Task description: Spot every line with the word "Jeden" and return it.

Records:
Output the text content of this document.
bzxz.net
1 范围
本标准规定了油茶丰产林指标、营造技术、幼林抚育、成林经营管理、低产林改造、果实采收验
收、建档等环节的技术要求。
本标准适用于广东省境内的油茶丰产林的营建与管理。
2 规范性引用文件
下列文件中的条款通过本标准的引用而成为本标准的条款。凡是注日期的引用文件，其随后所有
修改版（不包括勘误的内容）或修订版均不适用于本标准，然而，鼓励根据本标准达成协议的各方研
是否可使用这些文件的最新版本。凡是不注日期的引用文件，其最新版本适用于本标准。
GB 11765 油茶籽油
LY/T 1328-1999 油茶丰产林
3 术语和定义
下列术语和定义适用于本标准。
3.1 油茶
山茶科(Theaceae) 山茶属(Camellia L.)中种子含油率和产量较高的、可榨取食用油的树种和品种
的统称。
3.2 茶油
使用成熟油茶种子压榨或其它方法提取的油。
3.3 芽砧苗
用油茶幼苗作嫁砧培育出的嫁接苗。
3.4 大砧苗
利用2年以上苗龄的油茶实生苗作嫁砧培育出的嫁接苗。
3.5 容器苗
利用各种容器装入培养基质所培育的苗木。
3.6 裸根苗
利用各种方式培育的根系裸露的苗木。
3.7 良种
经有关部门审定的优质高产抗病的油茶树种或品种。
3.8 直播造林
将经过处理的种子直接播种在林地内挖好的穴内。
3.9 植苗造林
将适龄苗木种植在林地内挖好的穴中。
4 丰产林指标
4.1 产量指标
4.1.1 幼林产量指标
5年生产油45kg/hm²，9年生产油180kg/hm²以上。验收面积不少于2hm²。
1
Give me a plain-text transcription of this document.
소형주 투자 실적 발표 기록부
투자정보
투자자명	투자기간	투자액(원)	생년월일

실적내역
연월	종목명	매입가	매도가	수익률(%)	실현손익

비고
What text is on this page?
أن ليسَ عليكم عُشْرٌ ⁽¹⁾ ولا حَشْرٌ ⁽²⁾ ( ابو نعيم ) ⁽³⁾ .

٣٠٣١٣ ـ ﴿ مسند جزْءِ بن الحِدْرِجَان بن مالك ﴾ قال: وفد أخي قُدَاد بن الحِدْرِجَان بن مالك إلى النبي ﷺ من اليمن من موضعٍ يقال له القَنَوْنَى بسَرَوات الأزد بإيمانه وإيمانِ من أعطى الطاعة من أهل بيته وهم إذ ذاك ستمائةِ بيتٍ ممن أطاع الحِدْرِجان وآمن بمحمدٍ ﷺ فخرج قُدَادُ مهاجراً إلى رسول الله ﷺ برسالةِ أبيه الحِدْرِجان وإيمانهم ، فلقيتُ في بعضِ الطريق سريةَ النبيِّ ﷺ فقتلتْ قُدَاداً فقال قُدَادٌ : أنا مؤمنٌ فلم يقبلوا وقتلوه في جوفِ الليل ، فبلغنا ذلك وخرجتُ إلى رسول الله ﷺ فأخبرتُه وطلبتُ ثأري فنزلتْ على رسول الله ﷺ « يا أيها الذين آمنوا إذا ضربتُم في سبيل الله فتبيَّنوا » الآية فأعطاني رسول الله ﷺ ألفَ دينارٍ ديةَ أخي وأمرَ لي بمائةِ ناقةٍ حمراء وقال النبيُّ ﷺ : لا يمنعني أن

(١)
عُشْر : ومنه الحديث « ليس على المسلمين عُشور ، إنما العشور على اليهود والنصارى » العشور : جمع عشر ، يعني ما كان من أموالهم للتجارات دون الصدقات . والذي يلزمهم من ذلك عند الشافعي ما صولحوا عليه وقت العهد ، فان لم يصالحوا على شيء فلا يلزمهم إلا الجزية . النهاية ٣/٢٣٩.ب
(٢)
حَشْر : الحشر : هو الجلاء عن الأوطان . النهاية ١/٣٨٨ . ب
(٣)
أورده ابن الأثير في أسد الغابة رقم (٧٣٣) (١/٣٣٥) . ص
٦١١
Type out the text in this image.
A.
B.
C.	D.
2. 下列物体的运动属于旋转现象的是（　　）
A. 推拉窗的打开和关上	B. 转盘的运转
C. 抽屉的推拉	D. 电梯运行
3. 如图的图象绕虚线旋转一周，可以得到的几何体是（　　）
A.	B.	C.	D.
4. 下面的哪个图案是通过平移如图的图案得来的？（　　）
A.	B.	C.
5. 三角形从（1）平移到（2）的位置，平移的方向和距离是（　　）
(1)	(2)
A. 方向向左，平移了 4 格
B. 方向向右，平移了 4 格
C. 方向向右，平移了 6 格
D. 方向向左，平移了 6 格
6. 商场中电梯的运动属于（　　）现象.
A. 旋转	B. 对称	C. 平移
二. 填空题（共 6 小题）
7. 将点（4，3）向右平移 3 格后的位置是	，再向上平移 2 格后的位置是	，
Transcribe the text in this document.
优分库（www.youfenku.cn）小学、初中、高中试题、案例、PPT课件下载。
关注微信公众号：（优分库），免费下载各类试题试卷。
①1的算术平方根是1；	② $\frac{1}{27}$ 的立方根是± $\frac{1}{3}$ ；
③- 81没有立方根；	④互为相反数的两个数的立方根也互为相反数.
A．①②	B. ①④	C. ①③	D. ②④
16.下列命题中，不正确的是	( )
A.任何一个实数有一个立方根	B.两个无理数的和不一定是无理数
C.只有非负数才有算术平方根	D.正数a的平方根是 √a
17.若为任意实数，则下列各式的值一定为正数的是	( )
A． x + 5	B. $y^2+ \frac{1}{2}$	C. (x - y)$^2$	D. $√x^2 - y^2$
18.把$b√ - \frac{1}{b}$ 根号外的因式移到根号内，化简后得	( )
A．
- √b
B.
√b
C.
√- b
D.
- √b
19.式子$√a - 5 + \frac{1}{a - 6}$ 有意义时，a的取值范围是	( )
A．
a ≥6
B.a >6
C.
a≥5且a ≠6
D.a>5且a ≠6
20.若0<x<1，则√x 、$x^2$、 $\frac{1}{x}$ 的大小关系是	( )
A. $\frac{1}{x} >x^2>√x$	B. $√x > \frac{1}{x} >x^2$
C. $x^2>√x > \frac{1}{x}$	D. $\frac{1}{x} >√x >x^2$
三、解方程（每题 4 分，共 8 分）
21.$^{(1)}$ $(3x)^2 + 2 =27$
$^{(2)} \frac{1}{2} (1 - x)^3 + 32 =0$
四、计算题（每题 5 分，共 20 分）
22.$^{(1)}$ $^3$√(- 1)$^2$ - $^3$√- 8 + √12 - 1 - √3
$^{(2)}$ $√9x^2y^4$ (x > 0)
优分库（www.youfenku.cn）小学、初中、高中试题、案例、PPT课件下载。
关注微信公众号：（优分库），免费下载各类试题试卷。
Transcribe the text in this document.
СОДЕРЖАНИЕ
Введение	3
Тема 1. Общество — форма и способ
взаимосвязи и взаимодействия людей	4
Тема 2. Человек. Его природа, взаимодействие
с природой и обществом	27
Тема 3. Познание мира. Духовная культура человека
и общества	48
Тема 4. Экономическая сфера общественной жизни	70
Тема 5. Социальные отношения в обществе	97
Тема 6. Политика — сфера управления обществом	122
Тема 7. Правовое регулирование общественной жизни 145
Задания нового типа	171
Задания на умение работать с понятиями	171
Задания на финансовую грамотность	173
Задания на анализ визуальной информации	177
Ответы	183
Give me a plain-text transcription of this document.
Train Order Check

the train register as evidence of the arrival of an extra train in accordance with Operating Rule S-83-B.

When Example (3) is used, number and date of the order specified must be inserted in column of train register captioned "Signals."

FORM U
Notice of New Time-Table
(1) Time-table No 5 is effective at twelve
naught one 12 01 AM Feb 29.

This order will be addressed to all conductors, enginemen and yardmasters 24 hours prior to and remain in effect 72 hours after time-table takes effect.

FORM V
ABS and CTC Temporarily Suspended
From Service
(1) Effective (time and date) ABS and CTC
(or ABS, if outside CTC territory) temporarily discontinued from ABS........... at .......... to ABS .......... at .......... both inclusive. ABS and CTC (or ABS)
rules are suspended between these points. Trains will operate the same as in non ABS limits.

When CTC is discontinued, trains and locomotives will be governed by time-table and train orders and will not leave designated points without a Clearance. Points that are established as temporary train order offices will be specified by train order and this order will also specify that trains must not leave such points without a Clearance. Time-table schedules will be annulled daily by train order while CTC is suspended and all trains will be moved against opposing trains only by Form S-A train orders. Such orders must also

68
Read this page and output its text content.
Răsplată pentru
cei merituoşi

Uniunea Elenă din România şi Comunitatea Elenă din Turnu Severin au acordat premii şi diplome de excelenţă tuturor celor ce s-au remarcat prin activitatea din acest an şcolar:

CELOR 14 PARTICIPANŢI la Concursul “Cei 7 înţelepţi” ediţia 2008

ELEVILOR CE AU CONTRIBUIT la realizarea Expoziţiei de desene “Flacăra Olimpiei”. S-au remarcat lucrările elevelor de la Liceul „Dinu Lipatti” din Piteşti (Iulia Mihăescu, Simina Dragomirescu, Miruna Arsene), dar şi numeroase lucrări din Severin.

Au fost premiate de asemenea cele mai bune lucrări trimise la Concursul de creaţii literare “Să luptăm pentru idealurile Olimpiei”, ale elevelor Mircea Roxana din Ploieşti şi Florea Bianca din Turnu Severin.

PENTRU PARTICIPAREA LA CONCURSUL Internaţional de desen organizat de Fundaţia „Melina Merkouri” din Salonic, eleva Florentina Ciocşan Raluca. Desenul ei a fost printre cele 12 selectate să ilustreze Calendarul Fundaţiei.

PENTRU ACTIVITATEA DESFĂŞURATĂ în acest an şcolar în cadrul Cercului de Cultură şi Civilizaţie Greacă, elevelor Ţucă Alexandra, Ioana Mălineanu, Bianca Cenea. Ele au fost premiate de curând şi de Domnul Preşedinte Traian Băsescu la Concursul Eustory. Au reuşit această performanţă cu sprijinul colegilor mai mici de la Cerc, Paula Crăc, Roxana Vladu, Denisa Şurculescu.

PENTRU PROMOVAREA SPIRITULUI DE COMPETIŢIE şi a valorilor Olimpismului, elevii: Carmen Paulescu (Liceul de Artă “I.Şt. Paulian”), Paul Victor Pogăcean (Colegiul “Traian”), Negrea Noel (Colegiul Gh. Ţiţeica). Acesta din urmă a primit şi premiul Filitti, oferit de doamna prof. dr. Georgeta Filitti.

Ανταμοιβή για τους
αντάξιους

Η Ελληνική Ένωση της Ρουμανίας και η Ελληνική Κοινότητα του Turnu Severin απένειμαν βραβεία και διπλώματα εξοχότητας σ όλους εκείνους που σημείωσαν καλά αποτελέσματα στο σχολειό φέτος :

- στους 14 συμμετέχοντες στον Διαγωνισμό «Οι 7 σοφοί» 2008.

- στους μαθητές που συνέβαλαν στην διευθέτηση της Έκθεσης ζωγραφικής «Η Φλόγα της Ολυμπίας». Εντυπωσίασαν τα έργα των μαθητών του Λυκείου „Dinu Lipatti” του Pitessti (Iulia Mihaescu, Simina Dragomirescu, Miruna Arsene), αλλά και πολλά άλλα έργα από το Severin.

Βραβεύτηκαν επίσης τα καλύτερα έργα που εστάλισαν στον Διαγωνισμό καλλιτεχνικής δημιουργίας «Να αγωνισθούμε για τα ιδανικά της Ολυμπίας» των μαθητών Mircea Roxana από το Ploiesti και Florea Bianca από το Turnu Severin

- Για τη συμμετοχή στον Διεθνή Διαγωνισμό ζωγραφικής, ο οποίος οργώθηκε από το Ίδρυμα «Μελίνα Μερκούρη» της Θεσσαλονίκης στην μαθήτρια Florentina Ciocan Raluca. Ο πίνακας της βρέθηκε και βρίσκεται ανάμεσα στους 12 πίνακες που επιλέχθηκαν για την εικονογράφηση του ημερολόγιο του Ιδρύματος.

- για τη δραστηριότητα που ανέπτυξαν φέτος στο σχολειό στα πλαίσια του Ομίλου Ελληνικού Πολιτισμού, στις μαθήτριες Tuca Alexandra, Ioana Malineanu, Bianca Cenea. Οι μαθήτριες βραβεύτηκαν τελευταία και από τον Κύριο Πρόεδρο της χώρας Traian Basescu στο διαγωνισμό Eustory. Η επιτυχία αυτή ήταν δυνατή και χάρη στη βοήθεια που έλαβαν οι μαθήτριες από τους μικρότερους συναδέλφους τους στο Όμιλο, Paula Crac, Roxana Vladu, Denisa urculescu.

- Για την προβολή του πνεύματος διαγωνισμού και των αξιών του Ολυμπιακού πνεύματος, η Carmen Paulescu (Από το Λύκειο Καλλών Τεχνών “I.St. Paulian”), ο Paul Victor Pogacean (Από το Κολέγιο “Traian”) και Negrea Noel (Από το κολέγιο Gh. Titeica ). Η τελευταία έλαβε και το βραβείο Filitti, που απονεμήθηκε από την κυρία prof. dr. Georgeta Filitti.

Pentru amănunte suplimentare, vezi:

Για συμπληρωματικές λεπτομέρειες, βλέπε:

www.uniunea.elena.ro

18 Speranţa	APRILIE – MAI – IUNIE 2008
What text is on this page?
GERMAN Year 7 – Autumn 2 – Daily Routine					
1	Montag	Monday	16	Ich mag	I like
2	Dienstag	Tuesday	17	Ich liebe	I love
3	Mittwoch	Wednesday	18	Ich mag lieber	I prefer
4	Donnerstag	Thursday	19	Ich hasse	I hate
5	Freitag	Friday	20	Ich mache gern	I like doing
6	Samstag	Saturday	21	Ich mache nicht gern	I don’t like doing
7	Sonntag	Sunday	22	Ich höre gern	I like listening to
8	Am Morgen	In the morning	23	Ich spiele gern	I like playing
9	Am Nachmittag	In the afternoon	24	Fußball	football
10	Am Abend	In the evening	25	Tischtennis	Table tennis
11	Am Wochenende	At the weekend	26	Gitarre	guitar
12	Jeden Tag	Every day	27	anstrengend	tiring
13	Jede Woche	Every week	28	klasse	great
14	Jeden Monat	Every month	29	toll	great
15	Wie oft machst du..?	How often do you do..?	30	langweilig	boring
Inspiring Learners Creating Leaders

Completed exercise:
12	Jeden Tag	Every day	27	anstrengend	tiring
14	Jeden Monat	Every month	29	toll	great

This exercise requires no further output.